** start of Information provided **
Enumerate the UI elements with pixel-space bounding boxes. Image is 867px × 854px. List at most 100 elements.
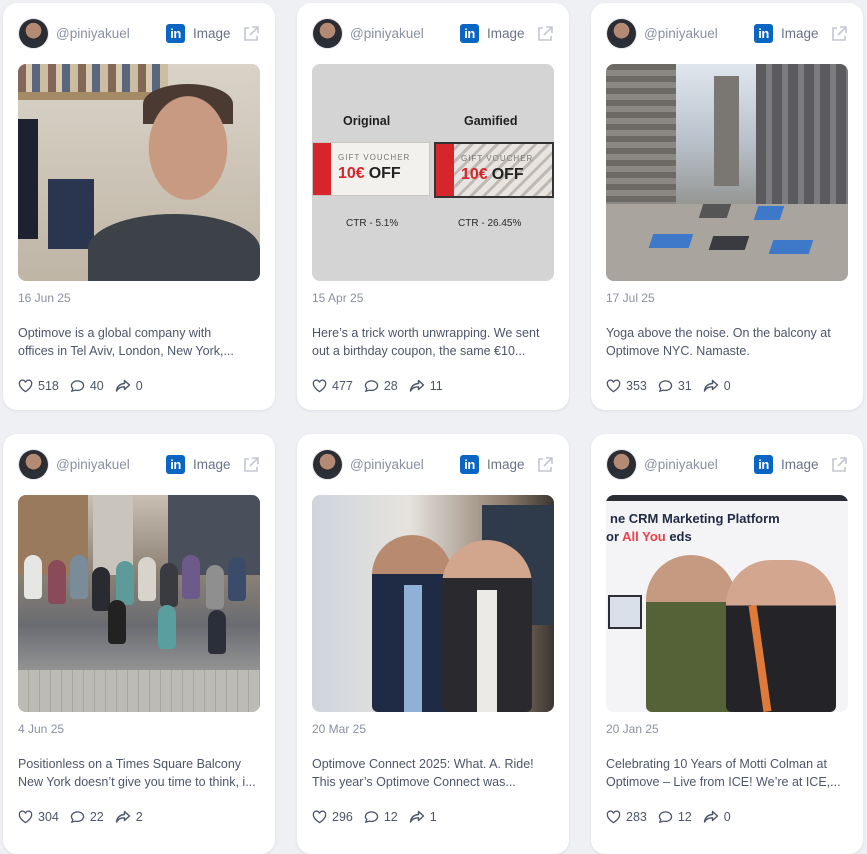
image-banner-highlight: All You <box>622 529 666 544</box>
avatar <box>313 19 342 48</box>
post-description-line: Optimove – Live from ICE! We’re at ICE,.… <box>606 775 841 789</box>
post-type-label: Image <box>781 457 819 472</box>
post-description-line: New York doesn’t give you time to think,… <box>18 775 256 789</box>
post-image[interactable] <box>18 495 260 712</box>
post-card[interactable]: @piniyakuel in Image 4 Jun 25 Positionle… <box>3 434 275 854</box>
voucher-off: OFF <box>491 166 524 183</box>
comment-count: 28 <box>383 379 398 393</box>
post-image[interactable]: ne CRM Marketing Platform or All You eds <box>606 495 848 712</box>
share-count: 0 <box>135 379 143 393</box>
share-icon <box>115 379 130 392</box>
comment-icon <box>70 811 85 824</box>
post-description-line: Here’s a trick worth unwrapping. We sent <box>312 326 540 340</box>
avatar <box>19 19 48 48</box>
post-card[interactable]: @piniyakuel in Image 17 Jul 25 Yoga abov… <box>591 3 863 410</box>
post-description: Yoga above the noise. On the balcony at … <box>606 324 851 360</box>
voucher-heading: GIFT VOUCHER <box>461 154 534 163</box>
image-title-original: Original <box>343 114 391 128</box>
author-handle: @piniyakuel <box>56 457 130 472</box>
heart-icon <box>606 379 621 393</box>
post-stats: 283 12 0 <box>606 810 742 824</box>
post-card[interactable]: @piniyakuel in Image ne CRM Marketing Pl… <box>591 434 863 854</box>
share-icon <box>703 810 718 823</box>
like-count: 477 <box>332 379 353 393</box>
comment-count: 12 <box>677 810 692 824</box>
author-handle: @piniyakuel <box>644 26 718 41</box>
post-type-label: Image <box>193 26 231 41</box>
post-description: Here’s a trick worth unwrapping. We sent… <box>312 324 557 360</box>
heart-icon <box>312 379 327 393</box>
post-date: 20 Jan 25 <box>606 722 659 736</box>
external-link-icon[interactable] <box>536 25 554 43</box>
image-banner-text: eds <box>665 529 692 544</box>
comment-icon <box>364 811 379 824</box>
linkedin-icon: in <box>460 455 479 474</box>
like-count: 518 <box>38 379 59 393</box>
post-image[interactable] <box>18 64 260 281</box>
linkedin-icon: in <box>460 24 479 43</box>
share-count: 0 <box>723 810 731 824</box>
heart-icon <box>18 379 33 393</box>
post-description-line: This year’s Optimove Connect was... <box>312 775 516 789</box>
comment-icon <box>364 380 379 393</box>
post-type-label: Image <box>487 26 525 41</box>
post-image[interactable] <box>312 495 554 712</box>
ctr-gamified: CTR - 26.45% <box>458 218 522 229</box>
post-card[interactable]: @piniyakuel in Image 16 Jun 25 Optimove … <box>3 3 275 410</box>
linkedin-icon: in <box>754 455 773 474</box>
post-date: 4 Jun 25 <box>18 722 65 736</box>
voucher-off: OFF <box>368 165 401 182</box>
post-description-line: Optimove Connect 2025: What. A. Ride! <box>312 757 534 771</box>
like-count: 283 <box>626 810 647 824</box>
image-banner-text: or <box>606 529 623 544</box>
external-link-icon[interactable] <box>830 456 848 474</box>
image-title-gamified: Gamified <box>464 114 518 128</box>
comment-icon <box>70 380 85 393</box>
share-icon <box>115 810 130 823</box>
post-stats: 296 12 1 <box>312 810 448 824</box>
author-handle: @piniyakuel <box>350 26 424 41</box>
post-description: Optimove Connect 2025: What. A. Ride! Th… <box>312 755 557 791</box>
image-banner-text: ne CRM Marketing Platform <box>610 511 780 526</box>
external-link-icon[interactable] <box>830 25 848 43</box>
voucher-gamified: GIFT VOUCHER 10€ OFF <box>434 142 554 198</box>
author-handle: @piniyakuel <box>350 457 424 472</box>
avatar <box>607 450 636 479</box>
share-count: 11 <box>429 379 443 393</box>
post-type-label: Image <box>487 457 525 472</box>
avatar <box>607 19 636 48</box>
avatar <box>313 450 342 479</box>
comment-count: 12 <box>383 810 398 824</box>
linkedin-icon: in <box>166 455 185 474</box>
comment-icon <box>658 811 673 824</box>
share-icon <box>409 810 424 823</box>
post-card[interactable]: @piniyakuel in Image Original Gamified G… <box>297 3 569 410</box>
external-link-icon[interactable] <box>242 456 260 474</box>
post-date: 16 Jun 25 <box>18 291 71 305</box>
post-stats: 518 40 0 <box>18 379 154 393</box>
post-description: Celebrating 10 Years of Motti Colman at … <box>606 755 851 791</box>
comment-count: 22 <box>89 810 104 824</box>
share-count: 2 <box>135 810 143 824</box>
post-date: 20 Mar 25 <box>312 722 367 736</box>
external-link-icon[interactable] <box>242 25 260 43</box>
post-stats: 353 31 0 <box>606 379 742 393</box>
heart-icon <box>18 810 33 824</box>
avatar <box>19 450 48 479</box>
post-date: 17 Jul 25 <box>606 291 655 305</box>
post-image[interactable]: Original Gamified GIFT VOUCHER 10€ OFF GI… <box>312 64 554 281</box>
post-description-line: Optimove is a global company with <box>18 326 212 340</box>
linkedin-icon: in <box>166 24 185 43</box>
post-type-label: Image <box>781 26 819 41</box>
external-link-icon[interactable] <box>536 456 554 474</box>
heart-icon <box>606 810 621 824</box>
like-count: 296 <box>332 810 353 824</box>
voucher-heading: GIFT VOUCHER <box>338 153 411 162</box>
post-description-line: Yoga above the noise. On the balcony at <box>606 326 831 340</box>
post-description-line: Optimove NYC. Namaste. <box>606 344 750 358</box>
post-description: Positionless on a Times Square Balcony N… <box>18 755 263 791</box>
share-count: 1 <box>429 810 437 824</box>
post-description-line: offices in Tel Aviv, London, New York,..… <box>18 344 234 358</box>
post-card[interactable]: @piniyakuel in Image 20 Mar 25 Optimove … <box>297 434 569 854</box>
post-image[interactable] <box>606 64 848 281</box>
** end of Information provided **
| Set problem |
Reproduce every one of the records above, changing each occurrence of "@piniyakuel" to "@optimove" and keeping everything else identical. Omit the pictures from your output.

| The completed task |
Enumerate the UI elements with pixel-space bounding boxes. Image is 867px × 854px. List at most 100 elements.
image-banner-highlight: All You <box>622 529 666 544</box>
avatar <box>313 19 342 48</box>
post-description-line: Optimove – Live from ICE! We’re at ICE,.… <box>606 775 841 789</box>
post-type-label: Image <box>781 457 819 472</box>
post-description-line: New York doesn’t give you time to think,… <box>18 775 256 789</box>
post-image[interactable] <box>18 495 260 712</box>
post-card[interactable]: @optimove in Image 4 Jun 25 Positionle… <box>3 434 275 854</box>
voucher-off: OFF <box>491 166 524 183</box>
comment-count: 28 <box>383 379 398 393</box>
post-image[interactable]: ne CRM Marketing Platform or All You eds <box>606 495 848 712</box>
share-count: 0 <box>135 379 143 393</box>
share-icon <box>115 379 130 392</box>
comment-icon <box>70 811 85 824</box>
post-description-line: Here’s a trick worth unwrapping. We sent <box>312 326 540 340</box>
avatar <box>19 19 48 48</box>
post-card[interactable]: @optimove in Image 17 Jul 25 Yoga abov… <box>591 3 863 410</box>
post-description: Yoga above the noise. On the balcony at … <box>606 324 851 360</box>
voucher-heading: GIFT VOUCHER <box>461 154 534 163</box>
image-title-original: Original <box>343 114 391 128</box>
author-handle: @optimove <box>56 457 130 472</box>
heart-icon <box>606 379 621 393</box>
post-stats: 283 12 0 <box>606 810 742 824</box>
post-card[interactable]: @optimove in Image ne CRM Marketing Pl… <box>591 434 863 854</box>
share-icon <box>703 810 718 823</box>
like-count: 477 <box>332 379 353 393</box>
comment-count: 12 <box>677 810 692 824</box>
author-handle: @optimove <box>644 26 718 41</box>
post-type-label: Image <box>193 26 231 41</box>
post-description: Here’s a trick worth unwrapping. We sent… <box>312 324 557 360</box>
heart-icon <box>312 379 327 393</box>
post-date: 20 Jan 25 <box>606 722 659 736</box>
external-link-icon[interactable] <box>536 25 554 43</box>
image-banner-text: eds <box>665 529 692 544</box>
comment-icon <box>364 811 379 824</box>
linkedin-icon: in <box>460 455 479 474</box>
like-count: 518 <box>38 379 59 393</box>
post-image[interactable] <box>18 64 260 281</box>
linkedin-icon: in <box>460 24 479 43</box>
share-count: 0 <box>723 810 731 824</box>
heart-icon <box>18 379 33 393</box>
post-description-line: This year’s Optimove Connect was... <box>312 775 516 789</box>
comment-icon <box>364 380 379 393</box>
post-type-label: Image <box>487 26 525 41</box>
post-image[interactable] <box>312 495 554 712</box>
ctr-gamified: CTR - 26.45% <box>458 218 522 229</box>
post-card[interactable]: @optimove in Image 16 Jun 25 Optimove … <box>3 3 275 410</box>
linkedin-icon: in <box>754 455 773 474</box>
post-date: 4 Jun 25 <box>18 722 65 736</box>
voucher-off: OFF <box>368 165 401 182</box>
post-description-line: Optimove Connect 2025: What. A. Ride! <box>312 757 534 771</box>
like-count: 283 <box>626 810 647 824</box>
image-banner-text: or <box>606 529 623 544</box>
external-link-icon[interactable] <box>830 456 848 474</box>
image-title-gamified: Gamified <box>464 114 518 128</box>
comment-icon <box>70 380 85 393</box>
share-icon <box>115 810 130 823</box>
post-stats: 296 12 1 <box>312 810 448 824</box>
author-handle: @optimove <box>350 26 424 41</box>
post-description: Optimove Connect 2025: What. A. Ride! Th… <box>312 755 557 791</box>
image-banner-text: ne CRM Marketing Platform <box>610 511 780 526</box>
external-link-icon[interactable] <box>830 25 848 43</box>
voucher-gamified: GIFT VOUCHER 10€ OFF <box>434 142 554 198</box>
author-handle: @optimove <box>350 457 424 472</box>
avatar <box>607 450 636 479</box>
share-count: 11 <box>429 379 443 393</box>
post-type-label: Image <box>487 457 525 472</box>
avatar <box>607 19 636 48</box>
avatar <box>313 450 342 479</box>
comment-count: 12 <box>383 810 398 824</box>
linkedin-icon: in <box>166 455 185 474</box>
comment-icon <box>658 811 673 824</box>
share-icon <box>409 810 424 823</box>
post-card[interactable]: @optimove in Image Original Gamified G… <box>297 3 569 410</box>
external-link-icon[interactable] <box>242 456 260 474</box>
post-date: 16 Jun 25 <box>18 291 71 305</box>
post-stats: 518 40 0 <box>18 379 154 393</box>
post-description: Celebrating 10 Years of Motti Colman at … <box>606 755 851 791</box>
comment-count: 22 <box>89 810 104 824</box>
share-count: 2 <box>135 810 143 824</box>
post-date: 20 Mar 25 <box>312 722 367 736</box>
external-link-icon[interactable] <box>242 25 260 43</box>
post-stats: 353 31 0 <box>606 379 742 393</box>
heart-icon <box>18 810 33 824</box>
avatar <box>19 450 48 479</box>
post-date: 17 Jul 25 <box>606 291 655 305</box>
post-image[interactable]: Original Gamified GIFT VOUCHER 10€ OFF GI… <box>312 64 554 281</box>
post-description-line: Optimove is a global company with <box>18 326 212 340</box>
linkedin-icon: in <box>166 24 185 43</box>
post-type-label: Image <box>781 26 819 41</box>
external-link-icon[interactable] <box>536 456 554 474</box>
heart-icon <box>606 810 621 824</box>
like-count: 296 <box>332 810 353 824</box>
voucher-heading: GIFT VOUCHER <box>338 153 411 162</box>
post-description-line: Yoga above the noise. On the balcony at <box>606 326 831 340</box>
post-description-line: Optimove NYC. Namaste. <box>606 344 750 358</box>
post-description: Positionless on a Times Square Balcony N… <box>18 755 263 791</box>
share-count: 1 <box>429 810 437 824</box>
post-description-line: offices in Tel Aviv, London, New York,..… <box>18 344 234 358</box>
post-card[interactable]: @optimove in Image 20 Mar 25 Optimove … <box>297 434 569 854</box>
post-image[interactable] <box>606 64 848 281</box>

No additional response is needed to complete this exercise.